■ **To be done**: Check every line below for the string "国立遺伝学研究所", and copy the lines that contain it.
* start Given records *
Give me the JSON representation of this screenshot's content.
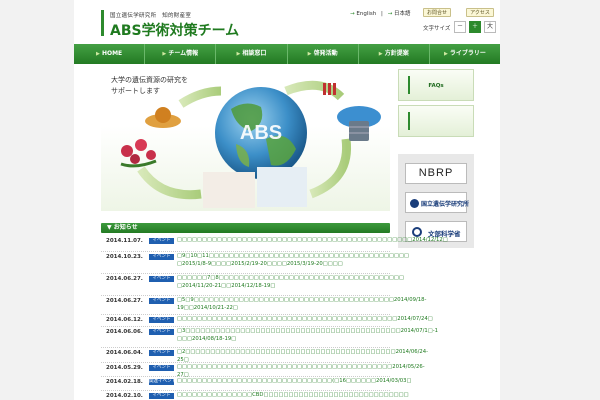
{
  "header": {
    "logo_sub": "国立遺伝学研究所　知的財産室",
    "logo_main": "ABS学術対策チーム",
    "lang_en": "English",
    "lang_ja": "日本語",
    "btn_contact": "お問合せ",
    "btn_access": "アクセス",
    "fontsize_label": "文字サイズ",
    "fontsize_small": "－",
    "fontsize_mid": "＋",
    "fontsize_large": "大"
  },
  "nav": {
    "items": [
      "HOME",
      "チーム情報",
      "相談窓口",
      "啓発活動",
      "方針提案",
      "ライブラリー"
    ]
  },
  "hero": {
    "line1": "大学の遺伝資源の研究を",
    "line2": "サポートします",
    "globe_text": "ABS"
  },
  "sidebar": {
    "faq_label": "FAQs",
    "box2_label": "",
    "banner_nbrp": "NBRP",
    "banner_nig": "国立遺伝学研究所",
    "banner_mext": "文部科学省"
  },
  "news": {
    "heading": "お知らせ",
    "items": [
      {
        "date": "2014.11.07.",
        "badge": "イベント",
        "text": "□□□□□□□□□□□□□□□□□□□□□□□□□□□□□□□□□□□□□□□□□□□□□□□2014/12/12□"
      },
      {
        "date": "2014.10.23.",
        "badge": "イベント",
        "text": "□9□10□11□□□□□□□□□□□□□□□□□□□□□□□□□□□□□□□□□□□□□□□□\n□2015/1/8-9□□□□2015/2/19-20□□□□2015/3/19-20□□□□"
      },
      {
        "date": "2014.06.27.",
        "badge": "イベント",
        "text": "□□□□□□7□8□□□□□□□□□□□□□□□□□□□□□□□□□□□□□□□□□□□□□\n□2014/11/20-21□□2014/12/18-19□"
      },
      {
        "date": "2014.06.27.",
        "badge": "イベント",
        "text": "□5□9□□□□□□□□□□□□□□□□□□□□□□□□□□□□□□□□□□□□□□□□2014/09/18-\n19□□2014/10/21-22□"
      },
      {
        "date": "2014.06.12.",
        "badge": "イベント",
        "text": "□□□□□□□□□□□□□□□□□□□□□□□□□□□□□□□□□□□□□□□□□□□□2014/07/24□"
      },
      {
        "date": "2014.06.06.",
        "badge": "イベント",
        "text": "□3□□□□□□□□□□□□□□□□□□□□□□□□□□□□□□□□□□□□□□□□□□□2014/07/1□-1\n□□□2014/08/18-19□"
      },
      {
        "date": "2014.06.04.",
        "badge": "イベント",
        "text": "□2□□□□□□□□□□□□□□□□□□□□□□□□□□□□□□□□□□□□□□□□□□2014/06/24-25□"
      },
      {
        "date": "2014.05.29.",
        "badge": "イベント",
        "text": "□□□□□□□□□□□□□□□□□□□□□□□□□□□□□□□□□□□□□□□□□□□2014/05/26-27□"
      },
      {
        "date": "2014.02.18.",
        "badge": "関連イベント",
        "text": "□□□□□□□□□□□□□□□□□□□□□□□□□□□□□□□(□16□□□□□□2014/03/03□"
      },
      {
        "date": "2014.02.10.",
        "badge": "イベント",
        "text": "□□□□□□□□□□□□□□□CBD□□□□□□□□□□□□□□□□□□□□□□□□□□□□□"
      }
    ]
  },
  "colors": {
    "brand_green": "#2d8a2d",
    "badge_blue": "#1f5fb0"
  }
}
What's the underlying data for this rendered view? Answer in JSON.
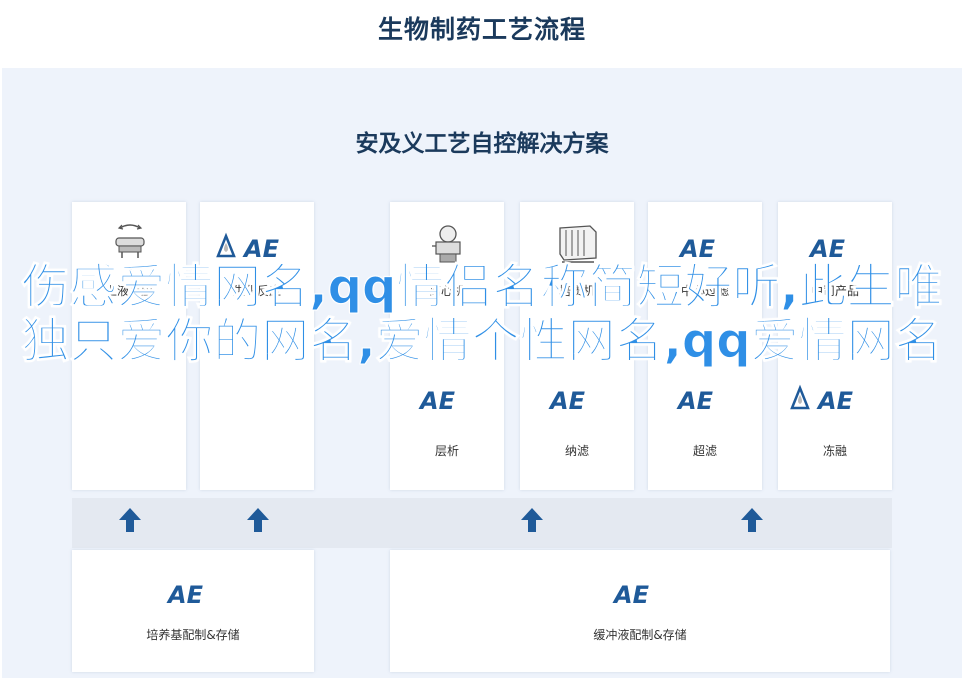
{
  "header": {
    "title": "生物制药工艺流程"
  },
  "panel": {
    "title": "安及义工艺自控解决方案"
  },
  "top_cards": [
    {
      "label": "上液反应",
      "icon": "stirred-tank-icon"
    },
    {
      "label": "生化反应",
      "icon": "ae-logo-icon"
    },
    {
      "label": "离心机",
      "icon": "centrifuge-icon"
    },
    {
      "label": "培质机",
      "icon": "press-machine-icon"
    },
    {
      "label": "中心过滤",
      "icon": "ae-logo-icon"
    },
    {
      "label": "中司产品",
      "icon": "ae-logo-icon"
    }
  ],
  "second_cards": [
    {
      "label": "层析"
    },
    {
      "label": "纳滤"
    },
    {
      "label": "超滤"
    },
    {
      "label": "冻融"
    }
  ],
  "bottom_cards": [
    {
      "label": "培养基配制&存储"
    },
    {
      "label": "缓冲液配制&存储"
    }
  ],
  "overlay": {
    "text": "伤感爱情网名,qq情侣名称简短好听,此生唯独只爱你的网名,爱情个性网名,qq爱情网名"
  },
  "colors": {
    "brand": "#1f5a99",
    "accent_text": "#2f8fe6",
    "panel_bg": "#eef3fb",
    "arrow": "#1f5a99"
  }
}
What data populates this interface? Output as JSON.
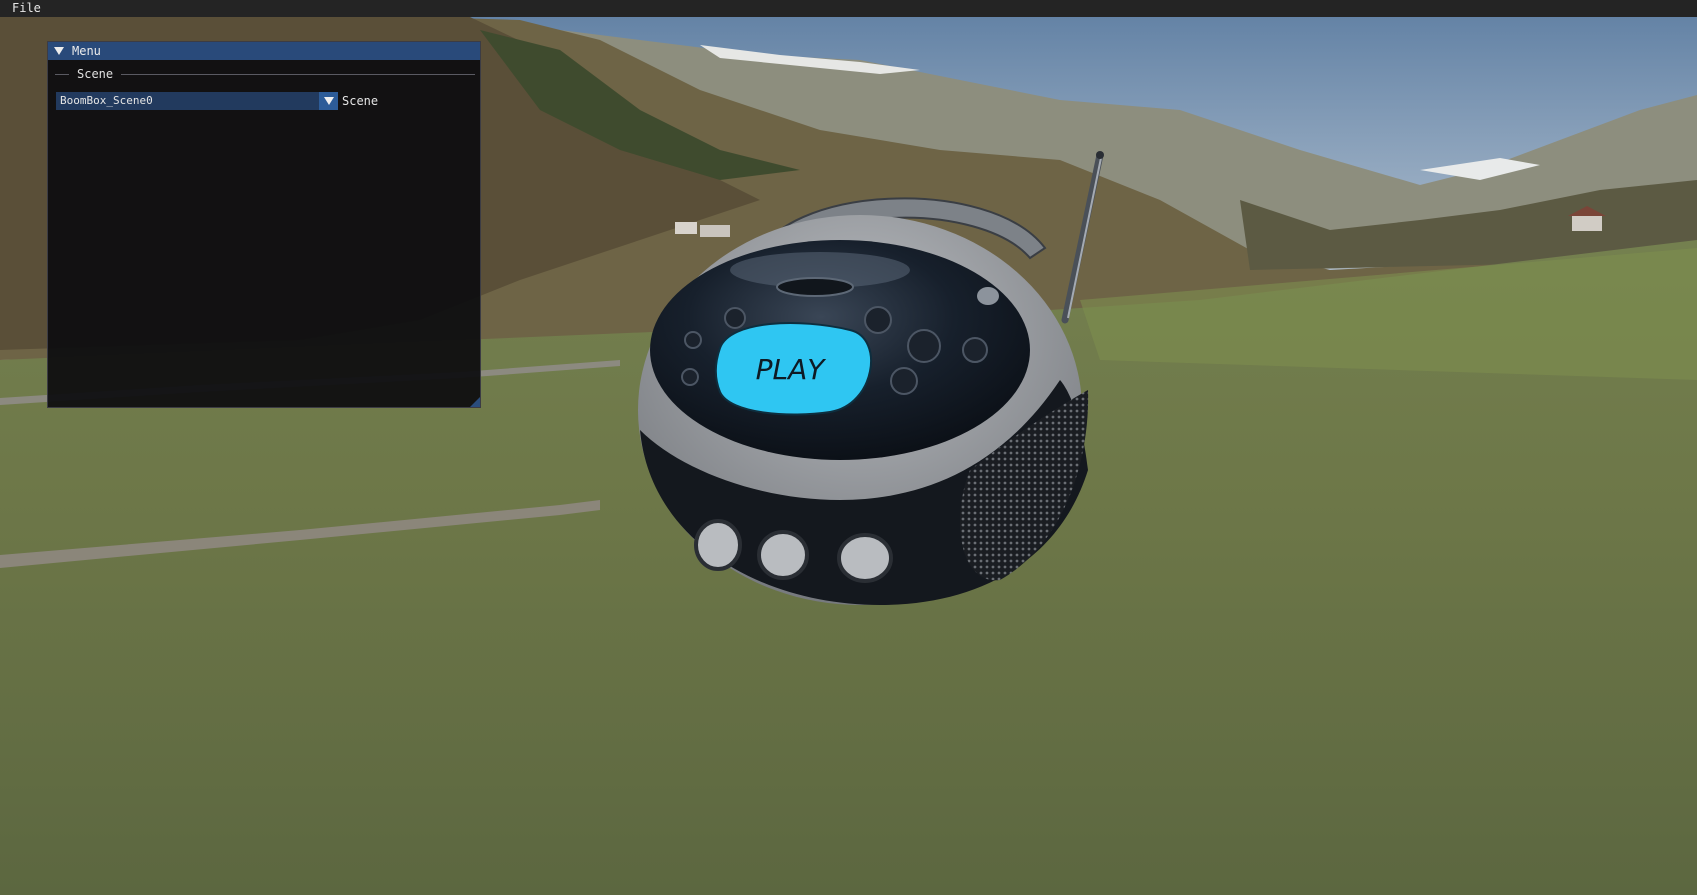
{
  "menubar": {
    "items": [
      "File"
    ]
  },
  "window": {
    "title": "Menu",
    "section_label": "Scene",
    "combo": {
      "value": "BoomBox_Scene0",
      "label": "Scene"
    }
  },
  "viewport": {
    "model_label": "PLAY"
  },
  "colors": {
    "menubar_bg": "#242424",
    "title_bg": "#294a7a",
    "combo_bg": "#223a5e",
    "combo_button": "#2d5c98",
    "play_button": "#2fc6f2"
  }
}
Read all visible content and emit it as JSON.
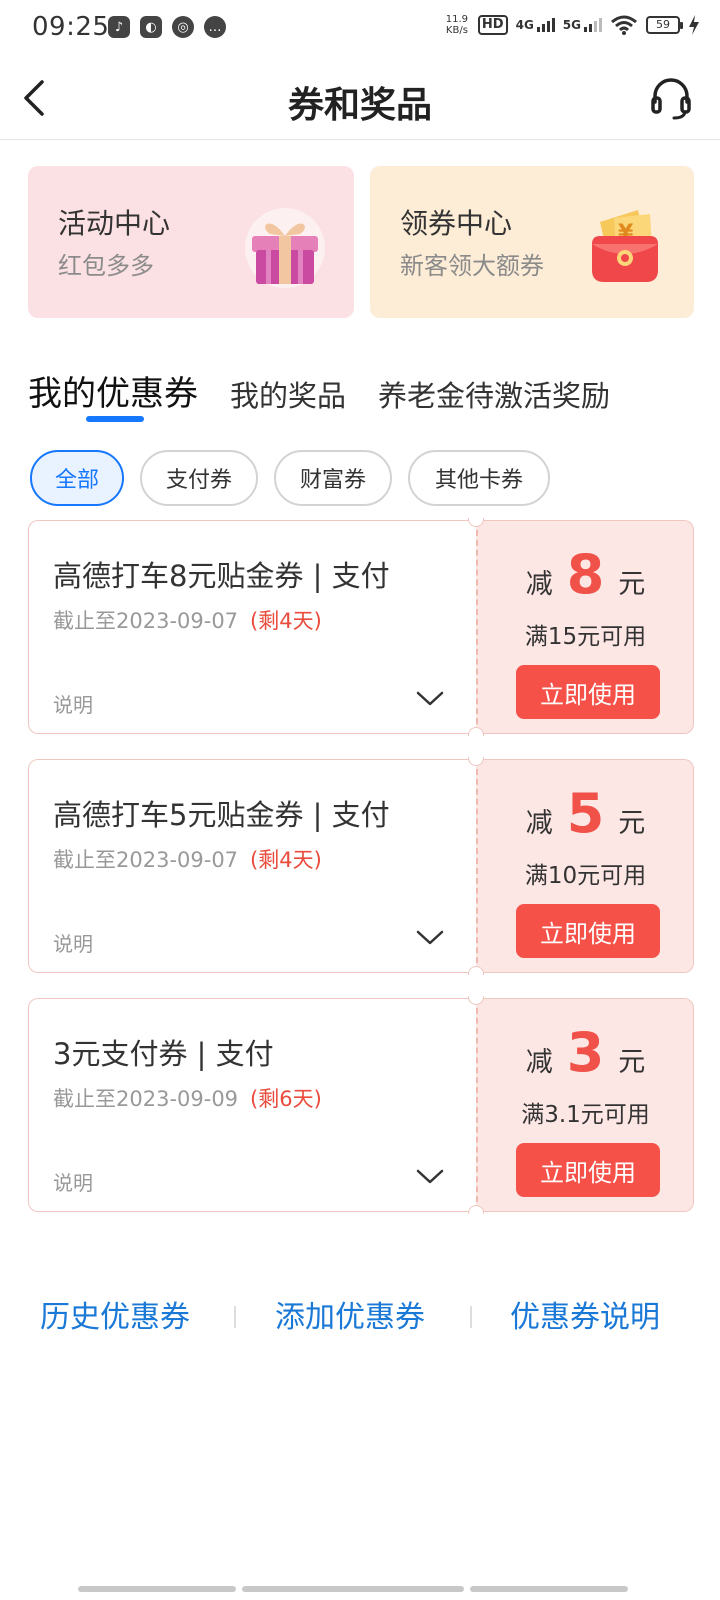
{
  "status_bar": {
    "time": "09:25",
    "speed_top": "11.9",
    "speed_bottom": "KB/s",
    "hd": "HD",
    "net1": "4G",
    "net2": "5G",
    "battery": "59"
  },
  "header": {
    "title": "券和奖品"
  },
  "promos": [
    {
      "title": "活动中心",
      "subtitle": "红包多多",
      "icon": "gift-box-icon"
    },
    {
      "title": "领券中心",
      "subtitle": "新客领大额券",
      "icon": "red-envelope-icon"
    }
  ],
  "tabs": [
    "我的优惠券",
    "我的奖品",
    "养老金待激活奖励"
  ],
  "filters": [
    "全部",
    "支付券",
    "财富券",
    "其他卡券"
  ],
  "coupons": [
    {
      "name": "高德打车8元贴金券 | 支付",
      "expiry": "截止至2023-09-07",
      "remaining": "(剩4天)",
      "desc": "说明",
      "prefix": "减",
      "amount": "8",
      "unit": "元",
      "condition": "满15元可用",
      "button": "立即使用"
    },
    {
      "name": "高德打车5元贴金券 | 支付",
      "expiry": "截止至2023-09-07",
      "remaining": "(剩4天)",
      "desc": "说明",
      "prefix": "减",
      "amount": "5",
      "unit": "元",
      "condition": "满10元可用",
      "button": "立即使用"
    },
    {
      "name": "3元支付券 | 支付",
      "expiry": "截止至2023-09-09",
      "remaining": "(剩6天)",
      "desc": "说明",
      "prefix": "减",
      "amount": "3",
      "unit": "元",
      "condition": "满3.1元可用",
      "button": "立即使用"
    }
  ],
  "links": [
    "历史优惠券",
    "添加优惠券",
    "优惠券说明"
  ],
  "colors": {
    "accent": "#1677ff",
    "coupon_red": "#f55148",
    "link_blue": "#1a78d6"
  }
}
* end Given records *
■ **Written answer**:
    "logo_sub": "国立遺伝学研究所　知的財産室",
    "banner_nig": "国立遺伝学研究所",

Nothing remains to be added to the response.